- [Requests]
1 – Reproduce word for word the part of the passage on biblical and systematic theology between "In passing, one" and "CONTEMPORARY SITUATION (31).", inclusive.
2 – Continue the passage on biblical and systematic theology from the point where it ends.

- [Article]

>>>>>

In passing, one should note that the older systematic theologies cannot be relied upon for accurately distinguishing between systematics and biblical theology for the simple reason that biblical theology is a relatively young discipline, with relatively few biblical theology works being published prior to the 20th century, and only blossoming into full flower in the last half of the 20th century.

This concludes my discussion of the differences of biblical theology and systematics. Here are some supporting citations and thoughts from important works (all EMPHASES belong to me):


Waltke (An Old Testament Theology): Dogmatic (systematic) theologians serve the church best when they rely on orthodox biblical theology for explications of Scripture from which they frame abstract universal propositions in accordance with a coherent system APPROPRIATE TO THE CHURCH’S CONTEMPORARY SITUATION (31).

Waltke: [Famed systematician Charles] Hodge failed to realize adequately that the biblical writers had their own priority of ideas and coherency of thought and that the biblical theologian aims to honor that priority and arrangement by tracing the trajectory of the themes that are found in and run through the books (51).

Waltke: Systematic (dogmatic) theologians present the Christian message to the CONTEMPORARY WORLD. They draw the impetus for organizing this message from outside the Old Testament. John Calvin…organized his material according to the four divisions of the Apostle’s Creed. Philip Melanchthon organized his theology according to one book of the Bible, Romans. Since the seventeenth century, theologians typically employed philosophical categories derived from Greek thought, such as Bibliology, (the study of the Bible), hamartiology (the study of sin), penumatology (the study of the Spirit), and so on (64).

Waltke: Biblical theologians differ from dogmaticians in three ways. First, biblical theologians primarily think as exegetes, not as logicians. Second, they derive their organizational principle from the biblical blocks of writings themselves rather than from factors external to the text. Third, their thinking is diachronic—that is, they track the development of theological themes in various blocks of writings. Systematic theologians think more synchronically—that is, they invest their energies on the church’s doctrines, not on the development of religious ideas within the Bible (64).

<<<<<

- [Data entries]
>>>>>

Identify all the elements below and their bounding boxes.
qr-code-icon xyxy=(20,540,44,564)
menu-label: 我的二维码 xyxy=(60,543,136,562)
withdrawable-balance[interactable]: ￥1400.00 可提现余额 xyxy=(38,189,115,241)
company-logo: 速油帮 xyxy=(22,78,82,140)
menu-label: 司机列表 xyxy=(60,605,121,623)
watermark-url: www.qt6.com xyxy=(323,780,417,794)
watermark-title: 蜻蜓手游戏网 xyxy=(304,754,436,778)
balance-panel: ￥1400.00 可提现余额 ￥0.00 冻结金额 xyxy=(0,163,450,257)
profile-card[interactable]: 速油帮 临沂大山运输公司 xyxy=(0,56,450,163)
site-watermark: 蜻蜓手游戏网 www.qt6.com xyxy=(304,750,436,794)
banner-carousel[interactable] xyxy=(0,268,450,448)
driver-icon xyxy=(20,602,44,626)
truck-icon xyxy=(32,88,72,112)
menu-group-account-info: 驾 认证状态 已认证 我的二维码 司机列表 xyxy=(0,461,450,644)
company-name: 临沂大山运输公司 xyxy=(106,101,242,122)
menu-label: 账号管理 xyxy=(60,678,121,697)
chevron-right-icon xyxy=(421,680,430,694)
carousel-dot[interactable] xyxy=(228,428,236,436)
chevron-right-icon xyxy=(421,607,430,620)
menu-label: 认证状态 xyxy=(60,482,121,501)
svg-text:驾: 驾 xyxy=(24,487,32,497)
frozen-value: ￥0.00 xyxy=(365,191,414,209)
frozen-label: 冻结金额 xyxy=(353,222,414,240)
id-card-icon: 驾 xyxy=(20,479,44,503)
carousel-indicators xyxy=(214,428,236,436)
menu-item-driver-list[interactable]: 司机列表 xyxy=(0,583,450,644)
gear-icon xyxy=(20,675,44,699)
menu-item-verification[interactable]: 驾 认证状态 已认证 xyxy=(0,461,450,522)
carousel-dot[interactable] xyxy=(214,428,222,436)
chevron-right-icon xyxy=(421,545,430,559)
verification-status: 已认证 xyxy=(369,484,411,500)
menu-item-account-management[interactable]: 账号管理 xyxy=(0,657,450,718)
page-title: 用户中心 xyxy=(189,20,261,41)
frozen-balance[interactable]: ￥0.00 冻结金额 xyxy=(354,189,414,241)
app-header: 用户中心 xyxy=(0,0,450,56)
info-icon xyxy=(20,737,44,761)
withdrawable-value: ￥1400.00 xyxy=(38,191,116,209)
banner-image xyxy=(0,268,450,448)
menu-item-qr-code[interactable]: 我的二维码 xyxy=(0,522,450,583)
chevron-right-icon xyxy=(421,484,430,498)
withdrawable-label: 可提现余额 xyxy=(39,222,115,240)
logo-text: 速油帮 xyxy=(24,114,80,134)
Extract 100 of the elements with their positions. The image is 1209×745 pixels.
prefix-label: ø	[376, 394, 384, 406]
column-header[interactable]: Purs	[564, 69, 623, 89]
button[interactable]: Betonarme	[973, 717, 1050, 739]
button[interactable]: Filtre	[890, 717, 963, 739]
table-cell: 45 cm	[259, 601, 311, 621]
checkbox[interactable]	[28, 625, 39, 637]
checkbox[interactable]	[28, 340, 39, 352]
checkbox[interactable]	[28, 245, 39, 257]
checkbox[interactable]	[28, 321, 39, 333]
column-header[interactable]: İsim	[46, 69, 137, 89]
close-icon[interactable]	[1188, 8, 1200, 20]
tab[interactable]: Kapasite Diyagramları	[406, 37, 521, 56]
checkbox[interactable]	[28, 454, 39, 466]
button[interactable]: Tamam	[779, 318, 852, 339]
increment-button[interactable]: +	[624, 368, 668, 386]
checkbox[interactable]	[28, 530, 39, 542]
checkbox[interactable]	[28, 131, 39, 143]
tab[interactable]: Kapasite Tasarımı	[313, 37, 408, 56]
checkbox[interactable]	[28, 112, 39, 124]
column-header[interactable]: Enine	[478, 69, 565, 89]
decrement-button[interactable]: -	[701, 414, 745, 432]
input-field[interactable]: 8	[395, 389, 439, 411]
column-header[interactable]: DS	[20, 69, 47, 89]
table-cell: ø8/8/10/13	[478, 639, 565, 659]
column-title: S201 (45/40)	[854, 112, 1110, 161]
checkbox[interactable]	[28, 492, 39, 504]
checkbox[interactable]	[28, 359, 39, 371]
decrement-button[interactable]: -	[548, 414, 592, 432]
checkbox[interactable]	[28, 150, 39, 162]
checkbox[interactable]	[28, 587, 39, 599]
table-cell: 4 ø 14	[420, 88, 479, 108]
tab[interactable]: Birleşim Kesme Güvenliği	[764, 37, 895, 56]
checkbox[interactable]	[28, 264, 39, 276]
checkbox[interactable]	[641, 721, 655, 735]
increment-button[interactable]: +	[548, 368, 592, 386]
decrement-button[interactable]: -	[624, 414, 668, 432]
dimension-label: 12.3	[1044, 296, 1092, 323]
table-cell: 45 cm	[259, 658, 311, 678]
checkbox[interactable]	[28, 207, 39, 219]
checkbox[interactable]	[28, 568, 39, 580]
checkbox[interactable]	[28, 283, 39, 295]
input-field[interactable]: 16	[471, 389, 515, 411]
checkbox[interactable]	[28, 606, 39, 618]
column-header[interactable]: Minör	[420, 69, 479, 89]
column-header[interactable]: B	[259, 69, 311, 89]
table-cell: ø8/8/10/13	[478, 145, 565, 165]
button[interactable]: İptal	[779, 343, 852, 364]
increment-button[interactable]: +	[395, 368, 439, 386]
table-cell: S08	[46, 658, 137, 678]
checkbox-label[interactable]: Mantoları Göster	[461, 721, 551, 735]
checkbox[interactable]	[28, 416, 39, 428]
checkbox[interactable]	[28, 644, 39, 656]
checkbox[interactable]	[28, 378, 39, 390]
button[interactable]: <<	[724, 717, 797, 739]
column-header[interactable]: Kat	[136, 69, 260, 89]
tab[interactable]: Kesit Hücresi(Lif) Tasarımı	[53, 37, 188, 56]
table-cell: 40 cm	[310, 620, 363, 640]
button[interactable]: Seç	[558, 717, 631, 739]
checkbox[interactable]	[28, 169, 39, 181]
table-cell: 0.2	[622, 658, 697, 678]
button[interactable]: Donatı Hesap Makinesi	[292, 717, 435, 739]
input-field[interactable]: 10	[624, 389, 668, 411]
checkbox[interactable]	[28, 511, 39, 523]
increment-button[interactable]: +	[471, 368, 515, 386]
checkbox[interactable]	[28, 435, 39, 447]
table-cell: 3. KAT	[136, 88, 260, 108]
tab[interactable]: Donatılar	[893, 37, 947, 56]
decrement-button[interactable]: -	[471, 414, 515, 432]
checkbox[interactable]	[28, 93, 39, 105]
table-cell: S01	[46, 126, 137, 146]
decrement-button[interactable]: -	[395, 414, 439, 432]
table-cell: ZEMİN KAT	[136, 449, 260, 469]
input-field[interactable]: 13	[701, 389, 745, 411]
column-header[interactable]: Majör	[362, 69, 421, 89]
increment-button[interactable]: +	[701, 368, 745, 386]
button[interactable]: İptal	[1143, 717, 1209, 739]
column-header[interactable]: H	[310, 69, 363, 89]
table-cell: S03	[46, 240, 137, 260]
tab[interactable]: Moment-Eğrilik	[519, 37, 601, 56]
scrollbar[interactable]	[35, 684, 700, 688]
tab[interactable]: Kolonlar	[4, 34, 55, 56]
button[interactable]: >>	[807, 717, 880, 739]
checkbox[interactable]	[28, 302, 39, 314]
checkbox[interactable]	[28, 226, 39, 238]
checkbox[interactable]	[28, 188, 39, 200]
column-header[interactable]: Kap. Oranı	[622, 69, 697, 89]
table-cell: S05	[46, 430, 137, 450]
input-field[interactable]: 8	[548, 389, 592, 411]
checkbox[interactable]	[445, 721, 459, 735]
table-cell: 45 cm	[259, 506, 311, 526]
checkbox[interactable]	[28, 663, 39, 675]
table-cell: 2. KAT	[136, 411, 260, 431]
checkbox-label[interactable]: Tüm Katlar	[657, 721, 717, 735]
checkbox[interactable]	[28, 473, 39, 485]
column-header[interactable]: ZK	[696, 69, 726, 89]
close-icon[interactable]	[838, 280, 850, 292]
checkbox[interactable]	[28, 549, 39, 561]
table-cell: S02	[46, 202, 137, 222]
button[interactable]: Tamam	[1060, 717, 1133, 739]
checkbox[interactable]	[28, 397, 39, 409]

<<<<<

- [Responses per task]
1 –
In passing, one should note that the older systematic theologies cannot be relied upon for accurately distinguishing between systematics and biblical theology for the simple reason that biblical theology is a relatively young discipline, with relatively few biblical theology works being published prior to the 20th century, and only blossoming into full flower in the last half of the 20th century.

This concludes my discussion of the differences of biblical theology and systematics. Here are some supporting citations and thoughts from important works (all EMPHASES belong to me):


Waltke (An Old Testament Theology): Dogmatic (systematic) theologians serve the church best when they rely on orthodox biblical theology for explications of Scripture from which they frame abstract universal propositions in accordance with a coherent system APPROPRIATE TO THE CHURCH’S CONTEMPORARY SITUATION (31).

2 –
I. Howard Marshall (New Testament Theology): “[Systematic theology] is intended to DESCRIBE a theology that is not so much a description of what Christians believe as rather what they OUGHT to believe” (43).

Gerhard Hasel (Old Testament Theology): In detailing the birth of the discipline of biblical theology Hasel writes, “…Johann Philipp Gabler…made a most decisive and far-reaching contribution to [biblical theology]…. Gabler’s famous definition reads: ‘Biblical theology possesses a historical character, transmitting what the sacred writers thought about divine maters; dogmatic theology, on the contrary possesses a didactic character, teaching what a particular theologian philosophizes about divine matters in accordance to his ability, time, age, place, sect or school, and other similar things” (17).

Hasel: “Biblical theology is not aiming to take the place of or be in competition with systematic theology as the latter expresses itself in the form of system building based on its own categories either with or without the aid of philosophy” (33).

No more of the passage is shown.